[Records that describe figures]
----

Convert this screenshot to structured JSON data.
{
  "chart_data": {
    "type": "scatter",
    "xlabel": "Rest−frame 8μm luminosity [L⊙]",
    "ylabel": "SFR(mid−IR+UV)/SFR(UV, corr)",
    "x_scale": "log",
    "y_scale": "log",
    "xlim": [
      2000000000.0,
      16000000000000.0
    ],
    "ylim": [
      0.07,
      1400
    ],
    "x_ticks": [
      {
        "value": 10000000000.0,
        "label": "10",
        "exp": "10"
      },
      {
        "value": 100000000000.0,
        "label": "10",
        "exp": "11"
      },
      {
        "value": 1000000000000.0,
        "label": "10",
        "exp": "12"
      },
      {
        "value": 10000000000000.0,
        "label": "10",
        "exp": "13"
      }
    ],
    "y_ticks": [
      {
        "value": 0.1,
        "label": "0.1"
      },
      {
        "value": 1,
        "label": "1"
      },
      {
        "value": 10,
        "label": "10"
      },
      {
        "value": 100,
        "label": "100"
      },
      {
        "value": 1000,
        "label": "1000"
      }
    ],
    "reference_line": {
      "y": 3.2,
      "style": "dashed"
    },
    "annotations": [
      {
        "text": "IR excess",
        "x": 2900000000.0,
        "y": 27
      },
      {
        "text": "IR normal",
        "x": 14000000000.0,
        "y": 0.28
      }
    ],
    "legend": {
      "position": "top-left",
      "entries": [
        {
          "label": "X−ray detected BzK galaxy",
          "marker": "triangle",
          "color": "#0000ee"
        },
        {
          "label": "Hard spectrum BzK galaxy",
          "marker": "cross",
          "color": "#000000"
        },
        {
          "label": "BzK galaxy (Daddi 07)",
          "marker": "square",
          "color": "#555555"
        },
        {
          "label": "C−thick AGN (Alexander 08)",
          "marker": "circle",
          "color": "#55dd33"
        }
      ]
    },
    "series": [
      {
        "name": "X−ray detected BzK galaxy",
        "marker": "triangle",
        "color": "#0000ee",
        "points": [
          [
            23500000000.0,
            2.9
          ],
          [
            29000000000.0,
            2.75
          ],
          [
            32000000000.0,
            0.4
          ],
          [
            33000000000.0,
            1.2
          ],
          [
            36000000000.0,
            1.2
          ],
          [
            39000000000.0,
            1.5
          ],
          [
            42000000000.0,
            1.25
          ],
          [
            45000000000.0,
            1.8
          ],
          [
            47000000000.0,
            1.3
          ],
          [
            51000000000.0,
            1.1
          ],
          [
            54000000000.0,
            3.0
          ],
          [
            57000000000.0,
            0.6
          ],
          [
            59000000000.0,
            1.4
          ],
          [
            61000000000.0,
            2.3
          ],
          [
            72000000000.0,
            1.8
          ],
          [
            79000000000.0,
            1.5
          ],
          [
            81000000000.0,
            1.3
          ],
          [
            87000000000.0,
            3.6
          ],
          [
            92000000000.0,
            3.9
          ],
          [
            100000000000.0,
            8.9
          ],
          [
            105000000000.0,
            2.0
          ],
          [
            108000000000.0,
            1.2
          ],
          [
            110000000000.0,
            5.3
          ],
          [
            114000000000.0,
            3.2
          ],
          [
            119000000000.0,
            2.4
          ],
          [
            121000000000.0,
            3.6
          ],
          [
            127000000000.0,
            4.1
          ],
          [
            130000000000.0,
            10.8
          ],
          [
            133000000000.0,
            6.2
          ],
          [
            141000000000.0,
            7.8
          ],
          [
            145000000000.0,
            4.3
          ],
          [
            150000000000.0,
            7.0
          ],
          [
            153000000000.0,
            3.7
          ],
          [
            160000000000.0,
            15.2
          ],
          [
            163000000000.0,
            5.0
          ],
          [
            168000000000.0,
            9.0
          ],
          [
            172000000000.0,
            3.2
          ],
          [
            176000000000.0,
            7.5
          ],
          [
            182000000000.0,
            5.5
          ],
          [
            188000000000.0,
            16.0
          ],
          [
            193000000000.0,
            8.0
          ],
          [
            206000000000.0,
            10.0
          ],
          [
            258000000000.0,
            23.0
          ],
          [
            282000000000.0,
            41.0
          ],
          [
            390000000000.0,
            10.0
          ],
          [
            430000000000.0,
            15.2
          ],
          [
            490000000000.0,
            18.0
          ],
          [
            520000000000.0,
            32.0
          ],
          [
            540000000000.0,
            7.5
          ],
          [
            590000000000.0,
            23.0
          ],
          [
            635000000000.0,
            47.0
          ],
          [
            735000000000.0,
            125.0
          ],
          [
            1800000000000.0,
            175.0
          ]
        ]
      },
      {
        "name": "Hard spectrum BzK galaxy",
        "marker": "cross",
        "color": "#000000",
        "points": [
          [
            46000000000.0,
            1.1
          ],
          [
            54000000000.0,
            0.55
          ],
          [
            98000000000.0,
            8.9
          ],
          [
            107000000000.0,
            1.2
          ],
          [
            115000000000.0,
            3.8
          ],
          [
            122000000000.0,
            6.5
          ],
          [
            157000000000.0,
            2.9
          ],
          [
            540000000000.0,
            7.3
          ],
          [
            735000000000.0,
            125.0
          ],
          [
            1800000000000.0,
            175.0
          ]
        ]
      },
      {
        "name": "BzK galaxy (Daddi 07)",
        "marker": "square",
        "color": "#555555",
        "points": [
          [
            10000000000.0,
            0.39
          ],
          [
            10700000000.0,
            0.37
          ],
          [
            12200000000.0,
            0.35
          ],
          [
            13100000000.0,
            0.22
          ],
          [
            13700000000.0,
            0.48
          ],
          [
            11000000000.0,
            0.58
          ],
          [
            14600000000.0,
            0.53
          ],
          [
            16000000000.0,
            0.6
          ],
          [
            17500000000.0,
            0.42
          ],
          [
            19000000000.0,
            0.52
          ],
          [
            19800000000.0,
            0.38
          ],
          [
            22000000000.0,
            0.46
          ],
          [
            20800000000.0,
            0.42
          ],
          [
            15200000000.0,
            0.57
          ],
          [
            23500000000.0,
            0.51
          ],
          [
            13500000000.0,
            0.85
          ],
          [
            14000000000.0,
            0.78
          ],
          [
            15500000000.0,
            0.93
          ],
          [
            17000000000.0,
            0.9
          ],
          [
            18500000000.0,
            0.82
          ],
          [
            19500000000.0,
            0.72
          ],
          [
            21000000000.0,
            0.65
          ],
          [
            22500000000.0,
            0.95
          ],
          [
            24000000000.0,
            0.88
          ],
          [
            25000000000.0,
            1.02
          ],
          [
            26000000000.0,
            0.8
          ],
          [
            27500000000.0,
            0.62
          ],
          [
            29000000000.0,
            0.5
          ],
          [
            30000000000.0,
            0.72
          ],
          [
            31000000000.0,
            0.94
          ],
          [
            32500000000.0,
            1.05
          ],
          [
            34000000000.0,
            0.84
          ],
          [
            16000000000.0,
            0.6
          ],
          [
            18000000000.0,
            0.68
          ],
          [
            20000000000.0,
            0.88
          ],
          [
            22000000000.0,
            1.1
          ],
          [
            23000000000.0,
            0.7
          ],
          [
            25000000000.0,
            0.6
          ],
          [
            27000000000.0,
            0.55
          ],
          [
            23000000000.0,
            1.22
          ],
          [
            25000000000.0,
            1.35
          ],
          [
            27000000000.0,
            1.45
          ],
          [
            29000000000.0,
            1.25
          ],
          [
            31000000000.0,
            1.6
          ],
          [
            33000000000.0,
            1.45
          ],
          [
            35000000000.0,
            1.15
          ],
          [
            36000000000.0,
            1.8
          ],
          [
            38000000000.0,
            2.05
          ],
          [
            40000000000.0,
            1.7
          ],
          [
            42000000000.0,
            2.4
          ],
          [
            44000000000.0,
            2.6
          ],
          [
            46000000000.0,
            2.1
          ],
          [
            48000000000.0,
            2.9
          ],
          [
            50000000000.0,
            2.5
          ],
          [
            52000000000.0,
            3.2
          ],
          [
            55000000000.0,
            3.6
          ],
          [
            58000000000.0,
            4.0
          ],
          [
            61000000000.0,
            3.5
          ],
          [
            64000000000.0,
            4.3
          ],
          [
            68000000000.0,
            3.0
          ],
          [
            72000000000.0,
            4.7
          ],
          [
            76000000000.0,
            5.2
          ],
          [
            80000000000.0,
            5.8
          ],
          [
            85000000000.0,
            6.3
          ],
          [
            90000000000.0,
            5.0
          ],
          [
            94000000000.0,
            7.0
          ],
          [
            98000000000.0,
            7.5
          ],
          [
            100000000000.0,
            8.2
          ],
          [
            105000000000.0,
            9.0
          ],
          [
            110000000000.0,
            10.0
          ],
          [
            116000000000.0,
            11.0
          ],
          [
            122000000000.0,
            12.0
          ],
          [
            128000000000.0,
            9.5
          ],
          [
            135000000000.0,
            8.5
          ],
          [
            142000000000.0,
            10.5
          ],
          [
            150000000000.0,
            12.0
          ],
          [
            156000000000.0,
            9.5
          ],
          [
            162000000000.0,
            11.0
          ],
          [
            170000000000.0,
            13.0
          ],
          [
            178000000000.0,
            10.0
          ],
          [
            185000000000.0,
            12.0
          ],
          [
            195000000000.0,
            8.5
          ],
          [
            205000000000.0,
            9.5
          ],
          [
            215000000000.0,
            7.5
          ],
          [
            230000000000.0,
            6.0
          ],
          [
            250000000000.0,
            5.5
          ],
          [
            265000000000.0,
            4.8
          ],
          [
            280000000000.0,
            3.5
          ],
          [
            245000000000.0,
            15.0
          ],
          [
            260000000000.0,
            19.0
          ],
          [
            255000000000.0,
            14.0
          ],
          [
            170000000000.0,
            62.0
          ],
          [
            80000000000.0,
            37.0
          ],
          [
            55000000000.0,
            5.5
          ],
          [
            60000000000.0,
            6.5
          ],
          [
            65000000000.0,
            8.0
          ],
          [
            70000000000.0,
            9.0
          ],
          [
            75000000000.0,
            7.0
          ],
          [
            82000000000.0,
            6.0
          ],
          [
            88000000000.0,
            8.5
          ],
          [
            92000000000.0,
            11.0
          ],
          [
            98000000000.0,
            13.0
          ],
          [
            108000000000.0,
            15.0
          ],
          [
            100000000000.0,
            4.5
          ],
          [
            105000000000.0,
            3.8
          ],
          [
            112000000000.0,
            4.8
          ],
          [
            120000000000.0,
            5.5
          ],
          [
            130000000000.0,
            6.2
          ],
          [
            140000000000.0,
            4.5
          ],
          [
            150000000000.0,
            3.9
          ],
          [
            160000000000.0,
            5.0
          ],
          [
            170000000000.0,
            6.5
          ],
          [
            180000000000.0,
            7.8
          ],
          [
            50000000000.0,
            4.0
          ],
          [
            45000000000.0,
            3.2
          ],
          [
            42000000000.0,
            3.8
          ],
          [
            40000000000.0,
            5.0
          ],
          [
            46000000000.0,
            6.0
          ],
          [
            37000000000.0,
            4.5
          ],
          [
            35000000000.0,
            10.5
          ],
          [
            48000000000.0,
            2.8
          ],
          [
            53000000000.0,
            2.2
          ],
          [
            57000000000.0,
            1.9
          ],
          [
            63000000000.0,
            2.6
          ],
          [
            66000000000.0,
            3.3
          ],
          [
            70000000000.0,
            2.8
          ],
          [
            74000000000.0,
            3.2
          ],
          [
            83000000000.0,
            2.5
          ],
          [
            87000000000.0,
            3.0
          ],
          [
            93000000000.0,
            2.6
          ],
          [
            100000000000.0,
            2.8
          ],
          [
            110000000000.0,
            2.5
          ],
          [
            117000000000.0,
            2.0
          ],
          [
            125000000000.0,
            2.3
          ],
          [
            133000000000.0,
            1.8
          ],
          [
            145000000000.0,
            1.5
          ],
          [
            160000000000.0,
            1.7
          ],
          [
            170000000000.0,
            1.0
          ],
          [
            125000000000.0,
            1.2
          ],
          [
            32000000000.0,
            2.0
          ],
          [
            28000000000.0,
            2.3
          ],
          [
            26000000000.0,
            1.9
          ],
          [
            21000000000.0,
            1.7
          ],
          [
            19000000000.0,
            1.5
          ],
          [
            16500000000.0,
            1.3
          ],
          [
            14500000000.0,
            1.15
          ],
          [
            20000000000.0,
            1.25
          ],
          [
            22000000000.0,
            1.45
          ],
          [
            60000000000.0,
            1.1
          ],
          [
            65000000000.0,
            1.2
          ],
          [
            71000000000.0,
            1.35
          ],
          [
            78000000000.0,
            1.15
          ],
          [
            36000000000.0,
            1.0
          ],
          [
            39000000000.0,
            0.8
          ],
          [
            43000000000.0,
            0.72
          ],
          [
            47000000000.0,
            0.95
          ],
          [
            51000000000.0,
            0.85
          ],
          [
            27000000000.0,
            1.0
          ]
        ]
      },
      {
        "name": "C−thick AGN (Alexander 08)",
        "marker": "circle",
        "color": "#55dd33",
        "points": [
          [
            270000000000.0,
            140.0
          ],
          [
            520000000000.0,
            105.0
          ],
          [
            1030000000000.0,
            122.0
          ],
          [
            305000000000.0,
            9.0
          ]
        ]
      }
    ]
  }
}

----

(The task): Each line with the string "detected" in it needs to be found and copied.

(Task result):
          "label": "X−ray detected BzK galaxy",
        "name": "X−ray detected BzK galaxy",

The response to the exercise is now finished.